— Exercise brief —
In the data, find each line where the word "afectadas" appears and list that line.

— Dataset —
▬▬▬

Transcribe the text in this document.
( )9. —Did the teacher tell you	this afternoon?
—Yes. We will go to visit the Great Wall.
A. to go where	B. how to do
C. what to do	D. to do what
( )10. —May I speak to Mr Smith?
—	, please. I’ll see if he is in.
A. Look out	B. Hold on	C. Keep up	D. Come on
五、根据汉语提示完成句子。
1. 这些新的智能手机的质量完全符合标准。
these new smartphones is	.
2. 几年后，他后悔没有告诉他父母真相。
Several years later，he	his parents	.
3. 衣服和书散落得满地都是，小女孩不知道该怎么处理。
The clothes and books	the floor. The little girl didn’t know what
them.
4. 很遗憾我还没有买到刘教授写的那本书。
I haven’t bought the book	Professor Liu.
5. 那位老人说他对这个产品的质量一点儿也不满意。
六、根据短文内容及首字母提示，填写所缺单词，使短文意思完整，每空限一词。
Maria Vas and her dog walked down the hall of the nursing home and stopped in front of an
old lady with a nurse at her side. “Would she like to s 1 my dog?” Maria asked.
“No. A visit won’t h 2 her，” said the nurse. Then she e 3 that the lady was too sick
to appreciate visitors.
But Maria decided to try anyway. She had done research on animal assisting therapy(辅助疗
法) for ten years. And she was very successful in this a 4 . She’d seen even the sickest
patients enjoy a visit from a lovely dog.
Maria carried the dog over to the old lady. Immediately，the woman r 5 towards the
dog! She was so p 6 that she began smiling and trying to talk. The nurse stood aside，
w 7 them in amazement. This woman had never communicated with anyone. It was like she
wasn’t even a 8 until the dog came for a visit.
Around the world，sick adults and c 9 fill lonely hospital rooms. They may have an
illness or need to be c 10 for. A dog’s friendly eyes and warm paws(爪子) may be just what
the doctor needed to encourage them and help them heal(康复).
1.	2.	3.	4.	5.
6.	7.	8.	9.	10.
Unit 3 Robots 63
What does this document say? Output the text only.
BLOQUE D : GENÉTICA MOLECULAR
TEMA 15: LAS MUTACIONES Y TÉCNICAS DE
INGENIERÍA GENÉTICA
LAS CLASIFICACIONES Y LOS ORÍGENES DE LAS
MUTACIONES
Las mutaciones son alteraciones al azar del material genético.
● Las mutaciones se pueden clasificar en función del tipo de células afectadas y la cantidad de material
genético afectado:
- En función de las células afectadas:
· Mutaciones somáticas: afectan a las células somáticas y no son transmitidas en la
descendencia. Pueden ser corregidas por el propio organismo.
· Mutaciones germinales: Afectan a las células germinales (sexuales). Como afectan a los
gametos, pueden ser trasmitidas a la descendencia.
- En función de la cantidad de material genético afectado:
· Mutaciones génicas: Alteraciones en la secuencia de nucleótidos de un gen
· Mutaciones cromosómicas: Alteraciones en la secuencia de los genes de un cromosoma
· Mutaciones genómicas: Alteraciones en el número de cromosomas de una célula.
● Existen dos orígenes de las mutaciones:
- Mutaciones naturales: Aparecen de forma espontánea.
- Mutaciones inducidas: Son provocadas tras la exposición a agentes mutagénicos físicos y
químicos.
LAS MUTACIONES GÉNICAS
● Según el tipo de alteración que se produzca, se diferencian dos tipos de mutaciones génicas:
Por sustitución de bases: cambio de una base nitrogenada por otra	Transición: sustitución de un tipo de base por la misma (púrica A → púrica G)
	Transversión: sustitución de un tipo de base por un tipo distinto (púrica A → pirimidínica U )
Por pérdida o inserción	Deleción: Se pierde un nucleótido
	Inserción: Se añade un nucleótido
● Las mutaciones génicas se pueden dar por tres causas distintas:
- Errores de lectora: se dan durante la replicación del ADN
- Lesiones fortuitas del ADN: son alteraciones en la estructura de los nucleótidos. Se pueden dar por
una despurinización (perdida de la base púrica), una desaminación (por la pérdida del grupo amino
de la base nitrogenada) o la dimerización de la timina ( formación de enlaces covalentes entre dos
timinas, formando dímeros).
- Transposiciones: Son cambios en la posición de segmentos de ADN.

▬▬▬

— Reply —
● Las mutaciones se pueden clasificar en función del tipo de células afectadas y la cantidad de material
- En función de las células afectadas:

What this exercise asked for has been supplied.